## Exercise task
Repeat everything from the first of the lines below down to the line containing "colorbar-segment: [1762, 1110, 1794, 1161]", swapping "country-cell" for "nation-cell" and leaving the rest unchanged.
══════════════════════════════
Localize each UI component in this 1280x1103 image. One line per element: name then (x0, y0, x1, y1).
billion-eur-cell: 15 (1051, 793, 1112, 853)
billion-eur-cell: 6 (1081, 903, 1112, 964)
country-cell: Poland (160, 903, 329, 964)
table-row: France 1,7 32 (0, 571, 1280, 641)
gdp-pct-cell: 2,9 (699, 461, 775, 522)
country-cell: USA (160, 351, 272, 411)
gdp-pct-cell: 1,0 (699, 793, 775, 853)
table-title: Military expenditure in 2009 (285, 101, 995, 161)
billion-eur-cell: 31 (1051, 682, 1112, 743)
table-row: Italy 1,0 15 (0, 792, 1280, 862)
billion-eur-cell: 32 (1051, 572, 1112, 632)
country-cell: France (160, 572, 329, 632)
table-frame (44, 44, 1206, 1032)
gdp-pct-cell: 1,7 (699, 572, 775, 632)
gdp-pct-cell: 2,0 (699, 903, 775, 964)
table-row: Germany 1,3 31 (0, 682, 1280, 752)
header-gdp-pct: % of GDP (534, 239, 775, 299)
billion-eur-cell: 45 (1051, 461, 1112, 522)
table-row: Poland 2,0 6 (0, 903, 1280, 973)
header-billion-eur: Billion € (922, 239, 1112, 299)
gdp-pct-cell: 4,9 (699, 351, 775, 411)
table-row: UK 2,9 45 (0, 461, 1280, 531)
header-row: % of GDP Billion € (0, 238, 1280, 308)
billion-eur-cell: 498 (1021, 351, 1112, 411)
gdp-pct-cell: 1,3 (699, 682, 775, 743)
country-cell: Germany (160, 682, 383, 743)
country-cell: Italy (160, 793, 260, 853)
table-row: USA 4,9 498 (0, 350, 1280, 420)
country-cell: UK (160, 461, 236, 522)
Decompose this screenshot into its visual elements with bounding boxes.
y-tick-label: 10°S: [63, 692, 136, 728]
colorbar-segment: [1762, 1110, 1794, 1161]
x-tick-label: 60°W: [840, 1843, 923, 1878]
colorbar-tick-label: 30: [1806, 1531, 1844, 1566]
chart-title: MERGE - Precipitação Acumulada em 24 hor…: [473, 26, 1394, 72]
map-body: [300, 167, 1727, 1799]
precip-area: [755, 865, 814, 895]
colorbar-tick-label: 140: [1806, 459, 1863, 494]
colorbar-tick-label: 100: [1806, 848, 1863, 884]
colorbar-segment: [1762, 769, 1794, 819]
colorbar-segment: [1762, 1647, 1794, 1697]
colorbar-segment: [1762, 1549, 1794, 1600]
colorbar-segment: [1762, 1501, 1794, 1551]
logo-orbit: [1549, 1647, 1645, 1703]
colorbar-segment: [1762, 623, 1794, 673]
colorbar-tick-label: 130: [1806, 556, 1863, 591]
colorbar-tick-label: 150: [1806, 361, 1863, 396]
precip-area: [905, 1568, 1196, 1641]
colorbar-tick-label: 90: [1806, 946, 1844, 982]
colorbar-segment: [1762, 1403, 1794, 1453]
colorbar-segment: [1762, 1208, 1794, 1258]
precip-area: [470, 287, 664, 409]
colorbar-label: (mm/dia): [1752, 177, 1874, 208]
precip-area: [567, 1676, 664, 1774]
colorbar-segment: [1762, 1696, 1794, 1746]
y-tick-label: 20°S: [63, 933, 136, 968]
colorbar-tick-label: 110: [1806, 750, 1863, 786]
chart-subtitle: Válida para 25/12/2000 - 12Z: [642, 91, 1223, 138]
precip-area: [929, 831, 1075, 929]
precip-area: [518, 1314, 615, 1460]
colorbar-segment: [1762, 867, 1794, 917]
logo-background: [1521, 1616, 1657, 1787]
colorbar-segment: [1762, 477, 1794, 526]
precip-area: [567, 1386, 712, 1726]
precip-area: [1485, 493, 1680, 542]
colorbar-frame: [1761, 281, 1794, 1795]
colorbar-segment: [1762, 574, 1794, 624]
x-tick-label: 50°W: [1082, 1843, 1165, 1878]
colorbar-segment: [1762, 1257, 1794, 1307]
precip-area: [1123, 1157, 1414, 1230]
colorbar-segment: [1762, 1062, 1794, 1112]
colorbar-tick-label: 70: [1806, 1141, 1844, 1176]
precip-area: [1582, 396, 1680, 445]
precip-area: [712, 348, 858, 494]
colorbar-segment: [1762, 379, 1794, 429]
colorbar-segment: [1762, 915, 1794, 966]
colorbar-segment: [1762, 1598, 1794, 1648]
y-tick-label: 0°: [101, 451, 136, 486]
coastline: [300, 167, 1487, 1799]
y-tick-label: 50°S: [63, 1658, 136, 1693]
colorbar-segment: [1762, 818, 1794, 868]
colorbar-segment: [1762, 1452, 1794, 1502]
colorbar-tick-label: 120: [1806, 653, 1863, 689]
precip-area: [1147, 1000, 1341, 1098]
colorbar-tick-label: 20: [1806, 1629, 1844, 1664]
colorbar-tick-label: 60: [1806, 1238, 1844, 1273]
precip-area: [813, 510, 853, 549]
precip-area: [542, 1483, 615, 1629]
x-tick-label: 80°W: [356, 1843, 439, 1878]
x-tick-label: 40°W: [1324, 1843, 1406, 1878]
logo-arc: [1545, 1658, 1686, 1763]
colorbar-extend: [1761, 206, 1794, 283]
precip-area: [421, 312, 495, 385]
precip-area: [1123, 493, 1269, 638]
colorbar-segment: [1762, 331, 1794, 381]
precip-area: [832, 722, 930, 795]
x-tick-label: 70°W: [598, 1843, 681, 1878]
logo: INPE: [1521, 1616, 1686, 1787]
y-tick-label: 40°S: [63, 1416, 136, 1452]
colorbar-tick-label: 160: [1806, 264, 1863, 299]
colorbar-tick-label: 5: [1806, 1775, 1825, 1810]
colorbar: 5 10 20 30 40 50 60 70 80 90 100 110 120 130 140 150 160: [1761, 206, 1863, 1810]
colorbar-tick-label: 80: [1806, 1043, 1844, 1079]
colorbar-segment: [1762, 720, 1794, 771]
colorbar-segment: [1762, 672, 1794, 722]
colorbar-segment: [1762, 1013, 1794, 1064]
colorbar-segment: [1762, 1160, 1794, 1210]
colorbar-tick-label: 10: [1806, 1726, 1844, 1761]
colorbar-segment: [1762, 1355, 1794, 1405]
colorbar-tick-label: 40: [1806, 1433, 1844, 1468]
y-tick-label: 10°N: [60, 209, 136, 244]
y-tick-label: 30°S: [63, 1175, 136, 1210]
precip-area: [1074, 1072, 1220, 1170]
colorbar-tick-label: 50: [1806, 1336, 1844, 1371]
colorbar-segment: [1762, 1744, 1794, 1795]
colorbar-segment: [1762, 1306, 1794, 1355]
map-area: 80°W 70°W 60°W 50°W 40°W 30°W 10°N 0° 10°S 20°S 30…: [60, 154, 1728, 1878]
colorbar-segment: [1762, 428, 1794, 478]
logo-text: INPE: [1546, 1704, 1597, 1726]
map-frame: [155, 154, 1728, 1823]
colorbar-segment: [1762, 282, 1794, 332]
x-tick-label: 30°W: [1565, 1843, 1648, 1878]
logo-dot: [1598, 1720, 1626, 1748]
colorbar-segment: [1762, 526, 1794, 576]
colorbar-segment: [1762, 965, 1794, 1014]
══════════════════════════════
## Right answer
Localize each UI component in this 1280x1103 image. One line per element: name then (x0, y0, x1, y1).
billion-eur-cell: 15 (1051, 793, 1112, 853)
billion-eur-cell: 6 (1081, 903, 1112, 964)
nation-cell: Poland (160, 903, 329, 964)
table-row: France 1,7 32 (0, 571, 1280, 641)
gdp-pct-cell: 2,9 (699, 461, 775, 522)
nation-cell: USA (160, 351, 272, 411)
gdp-pct-cell: 1,0 (699, 793, 775, 853)
table-title: Military expenditure in 2009 (285, 101, 995, 161)
billion-eur-cell: 31 (1051, 682, 1112, 743)
table-row: Italy 1,0 15 (0, 792, 1280, 862)
billion-eur-cell: 32 (1051, 572, 1112, 632)
nation-cell: France (160, 572, 329, 632)
table-frame (44, 44, 1206, 1032)
gdp-pct-cell: 1,7 (699, 572, 775, 632)
gdp-pct-cell: 2,0 (699, 903, 775, 964)
table-row: Germany 1,3 31 (0, 682, 1280, 752)
header-gdp-pct: % of GDP (534, 239, 775, 299)
billion-eur-cell: 45 (1051, 461, 1112, 522)
table-row: Poland 2,0 6 (0, 903, 1280, 973)
header-billion-eur: Billion € (922, 239, 1112, 299)
gdp-pct-cell: 4,9 (699, 351, 775, 411)
table-row: UK 2,9 45 (0, 461, 1280, 531)
header-row: % of GDP Billion € (0, 238, 1280, 308)
billion-eur-cell: 498 (1021, 351, 1112, 411)
gdp-pct-cell: 1,3 (699, 682, 775, 743)
nation-cell: Germany (160, 682, 383, 743)
nation-cell: Italy (160, 793, 260, 853)
table-row: USA 4,9 498 (0, 350, 1280, 420)
nation-cell: UK (160, 461, 236, 522)
Decompose this screenshot into its visual elements with bounding boxes.
y-tick-label: 10°S: [63, 692, 136, 728]
colorbar-segment: [1762, 1110, 1794, 1161]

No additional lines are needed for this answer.